__MATERIAL SUPPLIED__.
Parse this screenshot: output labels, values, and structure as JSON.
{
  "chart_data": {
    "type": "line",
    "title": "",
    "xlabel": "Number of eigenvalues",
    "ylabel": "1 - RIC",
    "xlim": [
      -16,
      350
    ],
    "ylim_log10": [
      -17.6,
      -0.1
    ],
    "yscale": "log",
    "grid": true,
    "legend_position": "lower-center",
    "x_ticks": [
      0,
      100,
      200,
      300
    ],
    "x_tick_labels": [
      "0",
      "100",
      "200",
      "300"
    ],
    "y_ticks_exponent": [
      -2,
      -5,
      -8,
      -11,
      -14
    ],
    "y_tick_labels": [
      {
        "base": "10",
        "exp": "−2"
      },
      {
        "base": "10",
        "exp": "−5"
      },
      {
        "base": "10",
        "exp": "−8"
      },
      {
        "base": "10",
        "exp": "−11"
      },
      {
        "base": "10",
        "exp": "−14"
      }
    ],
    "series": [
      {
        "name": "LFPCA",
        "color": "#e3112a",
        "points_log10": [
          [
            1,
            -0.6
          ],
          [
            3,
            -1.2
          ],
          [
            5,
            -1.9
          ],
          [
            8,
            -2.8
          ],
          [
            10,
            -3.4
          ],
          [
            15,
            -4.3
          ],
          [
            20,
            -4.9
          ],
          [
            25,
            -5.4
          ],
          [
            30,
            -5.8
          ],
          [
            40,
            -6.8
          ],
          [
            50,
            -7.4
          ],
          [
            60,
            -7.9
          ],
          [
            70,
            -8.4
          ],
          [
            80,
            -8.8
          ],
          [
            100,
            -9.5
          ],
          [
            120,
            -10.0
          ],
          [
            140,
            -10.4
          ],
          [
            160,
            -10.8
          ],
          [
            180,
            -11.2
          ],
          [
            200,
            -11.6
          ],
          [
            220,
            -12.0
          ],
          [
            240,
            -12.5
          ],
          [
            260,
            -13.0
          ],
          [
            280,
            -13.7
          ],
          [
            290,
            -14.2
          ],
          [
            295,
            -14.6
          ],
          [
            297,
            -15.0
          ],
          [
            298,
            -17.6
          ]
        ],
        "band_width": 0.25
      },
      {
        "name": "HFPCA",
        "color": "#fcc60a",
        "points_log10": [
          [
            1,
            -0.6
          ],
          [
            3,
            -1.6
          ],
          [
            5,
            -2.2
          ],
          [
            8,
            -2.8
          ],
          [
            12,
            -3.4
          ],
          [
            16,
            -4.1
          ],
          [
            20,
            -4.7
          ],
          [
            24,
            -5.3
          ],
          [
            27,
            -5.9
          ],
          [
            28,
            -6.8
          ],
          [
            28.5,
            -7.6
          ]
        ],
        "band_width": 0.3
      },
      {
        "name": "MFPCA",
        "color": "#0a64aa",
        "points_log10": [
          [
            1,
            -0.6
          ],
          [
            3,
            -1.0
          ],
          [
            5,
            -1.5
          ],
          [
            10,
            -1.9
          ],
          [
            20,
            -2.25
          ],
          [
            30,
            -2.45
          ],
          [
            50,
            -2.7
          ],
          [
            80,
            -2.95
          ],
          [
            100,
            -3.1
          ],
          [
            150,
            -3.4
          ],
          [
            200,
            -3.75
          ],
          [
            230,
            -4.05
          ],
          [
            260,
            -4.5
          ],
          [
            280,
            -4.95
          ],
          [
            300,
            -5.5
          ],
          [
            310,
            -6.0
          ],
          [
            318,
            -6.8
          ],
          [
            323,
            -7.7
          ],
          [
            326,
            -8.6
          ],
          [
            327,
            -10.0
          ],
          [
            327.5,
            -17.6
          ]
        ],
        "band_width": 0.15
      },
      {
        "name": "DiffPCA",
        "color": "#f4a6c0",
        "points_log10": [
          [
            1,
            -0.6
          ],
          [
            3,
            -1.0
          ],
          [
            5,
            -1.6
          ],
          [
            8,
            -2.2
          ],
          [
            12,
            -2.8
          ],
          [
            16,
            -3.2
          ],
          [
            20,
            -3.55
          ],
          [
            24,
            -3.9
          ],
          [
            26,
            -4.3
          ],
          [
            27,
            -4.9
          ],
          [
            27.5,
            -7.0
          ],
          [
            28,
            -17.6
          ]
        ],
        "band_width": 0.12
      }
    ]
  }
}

__TASK GOAL__. Extract the complete set of records unchanged.

__RESULT__.
Parse this screenshot: output labels, values, and structure as JSON.
{
  "chart_data": {
    "type": "line",
    "title": "",
    "xlabel": "Number of eigenvalues",
    "ylabel": "1 - RIC",
    "xlim": [
      -16,
      350
    ],
    "ylim_log10": [
      -17.6,
      -0.1
    ],
    "yscale": "log",
    "grid": true,
    "legend_position": "lower-center",
    "x_ticks": [
      0,
      100,
      200,
      300
    ],
    "x_tick_labels": [
      "0",
      "100",
      "200",
      "300"
    ],
    "y_ticks_exponent": [
      -2,
      -5,
      -8,
      -11,
      -14
    ],
    "y_tick_labels": [
      {
        "base": "10",
        "exp": "−2"
      },
      {
        "base": "10",
        "exp": "−5"
      },
      {
        "base": "10",
        "exp": "−8"
      },
      {
        "base": "10",
        "exp": "−11"
      },
      {
        "base": "10",
        "exp": "−14"
      }
    ],
    "series": [
      {
        "name": "LFPCA",
        "color": "#e3112a",
        "points_log10": [
          [
            1,
            -0.6
          ],
          [
            3,
            -1.2
          ],
          [
            5,
            -1.9
          ],
          [
            8,
            -2.8
          ],
          [
            10,
            -3.4
          ],
          [
            15,
            -4.3
          ],
          [
            20,
            -4.9
          ],
          [
            25,
            -5.4
          ],
          [
            30,
            -5.8
          ],
          [
            40,
            -6.8
          ],
          [
            50,
            -7.4
          ],
          [
            60,
            -7.9
          ],
          [
            70,
            -8.4
          ],
          [
            80,
            -8.8
          ],
          [
            100,
            -9.5
          ],
          [
            120,
            -10.0
          ],
          [
            140,
            -10.4
          ],
          [
            160,
            -10.8
          ],
          [
            180,
            -11.2
          ],
          [
            200,
            -11.6
          ],
          [
            220,
            -12.0
          ],
          [
            240,
            -12.5
          ],
          [
            260,
            -13.0
          ],
          [
            280,
            -13.7
          ],
          [
            290,
            -14.2
          ],
          [
            295,
            -14.6
          ],
          [
            297,
            -15.0
          ],
          [
            298,
            -17.6
          ]
        ],
        "band_width": 0.25
      },
      {
        "name": "HFPCA",
        "color": "#fcc60a",
        "points_log10": [
          [
            1,
            -0.6
          ],
          [
            3,
            -1.6
          ],
          [
            5,
            -2.2
          ],
          [
            8,
            -2.8
          ],
          [
            12,
            -3.4
          ],
          [
            16,
            -4.1
          ],
          [
            20,
            -4.7
          ],
          [
            24,
            -5.3
          ],
          [
            27,
            -5.9
          ],
          [
            28,
            -6.8
          ],
          [
            28.5,
            -7.6
          ]
        ],
        "band_width": 0.3
      },
      {
        "name": "MFPCA",
        "color": "#0a64aa",
        "points_log10": [
          [
            1,
            -0.6
          ],
          [
            3,
            -1.0
          ],
          [
            5,
            -1.5
          ],
          [
            10,
            -1.9
          ],
          [
            20,
            -2.25
          ],
          [
            30,
            -2.45
          ],
          [
            50,
            -2.7
          ],
          [
            80,
            -2.95
          ],
          [
            100,
            -3.1
          ],
          [
            150,
            -3.4
          ],
          [
            200,
            -3.75
          ],
          [
            230,
            -4.05
          ],
          [
            260,
            -4.5
          ],
          [
            280,
            -4.95
          ],
          [
            300,
            -5.5
          ],
          [
            310,
            -6.0
          ],
          [
            318,
            -6.8
          ],
          [
            323,
            -7.7
          ],
          [
            326,
            -8.6
          ],
          [
            327,
            -10.0
          ],
          [
            327.5,
            -17.6
          ]
        ],
        "band_width": 0.15
      },
      {
        "name": "DiffPCA",
        "color": "#f4a6c0",
        "points_log10": [
          [
            1,
            -0.6
          ],
          [
            3,
            -1.0
          ],
          [
            5,
            -1.6
          ],
          [
            8,
            -2.2
          ],
          [
            12,
            -2.8
          ],
          [
            16,
            -3.2
          ],
          [
            20,
            -3.55
          ],
          [
            24,
            -3.9
          ],
          [
            26,
            -4.3
          ],
          [
            27,
            -4.9
          ],
          [
            27.5,
            -7.0
          ],
          [
            28,
            -17.6
          ]
        ],
        "band_width": 0.12
      }
    ]
  }
}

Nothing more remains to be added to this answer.